--- THE PROBLEM ---
Copy every line that holds "التكلفة".

- - - -

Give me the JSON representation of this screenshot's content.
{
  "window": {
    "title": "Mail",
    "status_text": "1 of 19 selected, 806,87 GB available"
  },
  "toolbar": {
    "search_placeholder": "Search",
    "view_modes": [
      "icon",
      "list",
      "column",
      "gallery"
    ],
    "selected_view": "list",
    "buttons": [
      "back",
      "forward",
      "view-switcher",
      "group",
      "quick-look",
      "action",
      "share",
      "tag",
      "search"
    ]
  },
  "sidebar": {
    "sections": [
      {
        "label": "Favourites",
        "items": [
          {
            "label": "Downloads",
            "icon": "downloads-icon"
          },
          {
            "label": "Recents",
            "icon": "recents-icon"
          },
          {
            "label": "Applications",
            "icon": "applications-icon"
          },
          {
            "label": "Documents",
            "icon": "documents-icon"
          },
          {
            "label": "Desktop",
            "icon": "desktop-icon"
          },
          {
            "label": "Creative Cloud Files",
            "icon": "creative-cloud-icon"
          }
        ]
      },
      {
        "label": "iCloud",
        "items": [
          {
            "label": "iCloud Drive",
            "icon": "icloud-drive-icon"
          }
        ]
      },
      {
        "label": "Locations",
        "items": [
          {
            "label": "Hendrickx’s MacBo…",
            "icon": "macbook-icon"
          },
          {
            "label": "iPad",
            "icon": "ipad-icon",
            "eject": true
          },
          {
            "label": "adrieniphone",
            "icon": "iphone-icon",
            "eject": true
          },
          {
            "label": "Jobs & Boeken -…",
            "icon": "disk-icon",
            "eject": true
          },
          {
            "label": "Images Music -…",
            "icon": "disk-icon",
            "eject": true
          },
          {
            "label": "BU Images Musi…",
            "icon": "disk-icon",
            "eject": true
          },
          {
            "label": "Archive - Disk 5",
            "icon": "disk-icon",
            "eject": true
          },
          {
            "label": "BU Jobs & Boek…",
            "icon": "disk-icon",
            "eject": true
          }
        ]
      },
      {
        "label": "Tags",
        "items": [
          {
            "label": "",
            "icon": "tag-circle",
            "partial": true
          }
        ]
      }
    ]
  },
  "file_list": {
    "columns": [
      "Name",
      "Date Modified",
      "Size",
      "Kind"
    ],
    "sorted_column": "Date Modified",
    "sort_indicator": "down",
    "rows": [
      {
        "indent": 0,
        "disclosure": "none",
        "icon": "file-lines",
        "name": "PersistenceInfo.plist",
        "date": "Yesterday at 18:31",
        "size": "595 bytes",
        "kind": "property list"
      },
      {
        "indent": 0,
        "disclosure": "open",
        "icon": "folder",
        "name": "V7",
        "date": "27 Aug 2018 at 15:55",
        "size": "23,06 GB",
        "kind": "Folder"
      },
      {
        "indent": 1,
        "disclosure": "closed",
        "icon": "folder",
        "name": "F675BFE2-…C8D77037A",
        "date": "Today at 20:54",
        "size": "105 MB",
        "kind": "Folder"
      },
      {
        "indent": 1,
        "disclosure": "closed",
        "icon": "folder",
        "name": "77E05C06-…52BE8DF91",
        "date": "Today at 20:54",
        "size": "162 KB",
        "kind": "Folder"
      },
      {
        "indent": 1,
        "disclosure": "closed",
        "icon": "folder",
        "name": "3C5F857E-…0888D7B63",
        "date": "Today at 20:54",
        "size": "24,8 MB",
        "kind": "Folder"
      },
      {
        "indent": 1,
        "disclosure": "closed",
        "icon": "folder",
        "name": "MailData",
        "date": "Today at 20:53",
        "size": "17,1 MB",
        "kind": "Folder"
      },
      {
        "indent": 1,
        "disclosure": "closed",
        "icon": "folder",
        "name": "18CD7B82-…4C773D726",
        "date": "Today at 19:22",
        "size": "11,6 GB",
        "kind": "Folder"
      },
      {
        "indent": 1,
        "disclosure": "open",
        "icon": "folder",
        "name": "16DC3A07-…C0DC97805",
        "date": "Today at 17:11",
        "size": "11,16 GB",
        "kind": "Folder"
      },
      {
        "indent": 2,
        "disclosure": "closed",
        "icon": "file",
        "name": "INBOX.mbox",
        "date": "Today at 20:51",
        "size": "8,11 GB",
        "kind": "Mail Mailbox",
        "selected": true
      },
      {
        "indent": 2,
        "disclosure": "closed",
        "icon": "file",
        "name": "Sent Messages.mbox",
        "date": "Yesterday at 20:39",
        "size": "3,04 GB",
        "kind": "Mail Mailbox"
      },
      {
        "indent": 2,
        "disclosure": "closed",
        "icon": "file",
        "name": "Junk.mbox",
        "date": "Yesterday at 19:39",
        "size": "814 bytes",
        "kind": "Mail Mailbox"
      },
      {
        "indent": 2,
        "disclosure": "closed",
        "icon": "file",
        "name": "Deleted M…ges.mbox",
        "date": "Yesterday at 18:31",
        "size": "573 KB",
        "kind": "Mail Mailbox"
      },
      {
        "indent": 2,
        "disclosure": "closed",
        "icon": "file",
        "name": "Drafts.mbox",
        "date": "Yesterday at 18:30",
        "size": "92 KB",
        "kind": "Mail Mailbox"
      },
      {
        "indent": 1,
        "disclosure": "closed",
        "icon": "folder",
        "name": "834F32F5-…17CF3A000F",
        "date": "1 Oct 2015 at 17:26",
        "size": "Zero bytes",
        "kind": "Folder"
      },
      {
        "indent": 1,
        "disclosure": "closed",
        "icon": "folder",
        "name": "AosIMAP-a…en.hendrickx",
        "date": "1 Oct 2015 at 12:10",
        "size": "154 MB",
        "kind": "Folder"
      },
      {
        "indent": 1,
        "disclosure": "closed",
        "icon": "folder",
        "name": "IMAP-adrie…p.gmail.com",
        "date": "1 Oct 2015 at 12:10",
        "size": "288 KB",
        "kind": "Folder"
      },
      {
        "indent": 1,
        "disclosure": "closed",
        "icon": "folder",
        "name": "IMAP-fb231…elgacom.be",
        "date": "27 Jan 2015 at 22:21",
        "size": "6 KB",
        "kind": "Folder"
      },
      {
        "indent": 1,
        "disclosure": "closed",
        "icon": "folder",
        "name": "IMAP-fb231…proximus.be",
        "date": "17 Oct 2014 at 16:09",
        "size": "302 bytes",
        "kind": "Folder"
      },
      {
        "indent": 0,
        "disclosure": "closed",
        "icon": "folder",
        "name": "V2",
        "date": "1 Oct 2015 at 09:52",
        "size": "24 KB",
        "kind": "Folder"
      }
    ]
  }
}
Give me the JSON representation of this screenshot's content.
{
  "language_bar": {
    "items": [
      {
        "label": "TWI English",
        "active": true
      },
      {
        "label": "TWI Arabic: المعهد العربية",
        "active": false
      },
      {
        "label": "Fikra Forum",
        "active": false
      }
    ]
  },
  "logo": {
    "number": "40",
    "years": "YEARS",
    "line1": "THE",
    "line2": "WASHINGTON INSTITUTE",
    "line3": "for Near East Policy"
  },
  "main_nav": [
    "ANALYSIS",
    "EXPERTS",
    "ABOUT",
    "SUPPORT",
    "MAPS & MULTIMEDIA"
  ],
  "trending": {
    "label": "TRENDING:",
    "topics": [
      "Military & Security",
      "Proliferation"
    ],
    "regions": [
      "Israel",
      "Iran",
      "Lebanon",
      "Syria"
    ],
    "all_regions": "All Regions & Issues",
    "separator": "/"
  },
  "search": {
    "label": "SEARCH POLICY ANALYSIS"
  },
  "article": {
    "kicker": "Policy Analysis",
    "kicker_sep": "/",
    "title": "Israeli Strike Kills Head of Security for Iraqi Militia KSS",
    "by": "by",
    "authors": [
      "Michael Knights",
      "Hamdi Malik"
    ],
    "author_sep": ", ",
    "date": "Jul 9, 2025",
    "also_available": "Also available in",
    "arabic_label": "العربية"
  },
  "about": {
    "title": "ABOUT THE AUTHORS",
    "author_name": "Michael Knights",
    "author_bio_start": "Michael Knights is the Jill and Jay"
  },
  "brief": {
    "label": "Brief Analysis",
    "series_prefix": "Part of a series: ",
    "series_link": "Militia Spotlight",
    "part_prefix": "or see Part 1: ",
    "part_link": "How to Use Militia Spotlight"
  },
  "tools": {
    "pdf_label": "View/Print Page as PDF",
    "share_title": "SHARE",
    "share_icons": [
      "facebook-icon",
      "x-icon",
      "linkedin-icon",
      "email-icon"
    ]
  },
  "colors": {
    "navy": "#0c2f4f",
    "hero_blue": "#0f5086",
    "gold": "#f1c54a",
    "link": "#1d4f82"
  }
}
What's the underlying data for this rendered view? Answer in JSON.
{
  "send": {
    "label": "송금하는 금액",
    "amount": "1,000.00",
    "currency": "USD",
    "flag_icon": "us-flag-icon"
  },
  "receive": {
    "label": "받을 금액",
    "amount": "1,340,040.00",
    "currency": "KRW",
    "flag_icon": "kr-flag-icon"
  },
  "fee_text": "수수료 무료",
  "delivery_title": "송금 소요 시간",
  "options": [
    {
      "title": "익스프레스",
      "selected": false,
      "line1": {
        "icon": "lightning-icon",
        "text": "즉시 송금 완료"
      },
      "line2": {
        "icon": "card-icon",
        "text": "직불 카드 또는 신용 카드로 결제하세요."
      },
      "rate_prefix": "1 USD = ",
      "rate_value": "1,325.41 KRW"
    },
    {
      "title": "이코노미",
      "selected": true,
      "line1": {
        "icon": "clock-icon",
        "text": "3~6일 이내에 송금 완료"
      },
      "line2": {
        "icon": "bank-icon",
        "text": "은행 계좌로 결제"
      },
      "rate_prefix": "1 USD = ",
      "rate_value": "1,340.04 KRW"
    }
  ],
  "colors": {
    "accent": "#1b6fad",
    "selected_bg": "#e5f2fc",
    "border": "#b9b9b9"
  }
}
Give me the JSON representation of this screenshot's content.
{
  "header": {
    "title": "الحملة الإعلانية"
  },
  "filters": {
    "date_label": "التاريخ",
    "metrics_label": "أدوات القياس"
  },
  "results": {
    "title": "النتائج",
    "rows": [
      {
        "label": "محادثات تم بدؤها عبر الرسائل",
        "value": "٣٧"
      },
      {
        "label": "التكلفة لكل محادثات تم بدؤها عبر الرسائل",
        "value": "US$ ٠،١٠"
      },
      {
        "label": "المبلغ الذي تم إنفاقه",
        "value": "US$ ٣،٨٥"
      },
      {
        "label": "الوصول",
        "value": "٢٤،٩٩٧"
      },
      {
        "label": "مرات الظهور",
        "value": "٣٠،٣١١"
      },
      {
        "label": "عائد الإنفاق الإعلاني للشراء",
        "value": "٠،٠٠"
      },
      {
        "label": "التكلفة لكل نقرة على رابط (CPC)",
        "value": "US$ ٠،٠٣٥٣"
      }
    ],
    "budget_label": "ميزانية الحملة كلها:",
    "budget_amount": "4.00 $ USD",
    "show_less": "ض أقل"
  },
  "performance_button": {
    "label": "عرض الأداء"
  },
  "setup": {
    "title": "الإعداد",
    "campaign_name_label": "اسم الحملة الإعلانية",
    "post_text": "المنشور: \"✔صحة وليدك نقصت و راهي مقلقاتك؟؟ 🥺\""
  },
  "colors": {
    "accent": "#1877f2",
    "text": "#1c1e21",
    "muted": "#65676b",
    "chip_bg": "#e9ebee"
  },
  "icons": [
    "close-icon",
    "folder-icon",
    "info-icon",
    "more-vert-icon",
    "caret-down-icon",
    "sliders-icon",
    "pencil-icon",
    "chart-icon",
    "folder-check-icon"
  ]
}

- - - -

--- RESULT OF THIS EXERCISE ---
        "label": "التكلفة لكل محادثات تم بدؤها عبر الرسائل",
        "label": "التكلفة لكل نقرة على رابط (CPC)",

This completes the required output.